*** Input ***

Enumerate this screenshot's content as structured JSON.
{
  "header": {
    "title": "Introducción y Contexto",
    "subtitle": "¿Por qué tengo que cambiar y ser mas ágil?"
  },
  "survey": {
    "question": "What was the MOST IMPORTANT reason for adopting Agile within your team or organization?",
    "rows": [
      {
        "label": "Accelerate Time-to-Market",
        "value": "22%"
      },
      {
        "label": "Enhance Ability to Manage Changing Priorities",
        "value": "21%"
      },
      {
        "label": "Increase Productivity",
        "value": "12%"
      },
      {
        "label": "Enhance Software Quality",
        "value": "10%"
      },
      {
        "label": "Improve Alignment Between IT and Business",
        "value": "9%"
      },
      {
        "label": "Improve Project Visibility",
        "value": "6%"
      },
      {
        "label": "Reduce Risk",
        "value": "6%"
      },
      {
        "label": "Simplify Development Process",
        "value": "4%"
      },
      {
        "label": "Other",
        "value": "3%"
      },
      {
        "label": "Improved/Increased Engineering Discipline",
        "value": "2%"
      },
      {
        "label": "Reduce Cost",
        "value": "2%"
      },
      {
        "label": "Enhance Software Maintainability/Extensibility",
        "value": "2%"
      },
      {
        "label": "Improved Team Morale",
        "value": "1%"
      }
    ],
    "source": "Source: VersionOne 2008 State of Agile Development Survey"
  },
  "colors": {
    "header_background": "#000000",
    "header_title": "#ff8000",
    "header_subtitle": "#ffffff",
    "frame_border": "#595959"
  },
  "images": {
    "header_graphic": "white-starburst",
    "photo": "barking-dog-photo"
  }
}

***

Pick out the lines above containing the word "Improved", then copy them.

        "label": "Improved/Increased Engineering Discipline",
        "label": "Improved Team Morale",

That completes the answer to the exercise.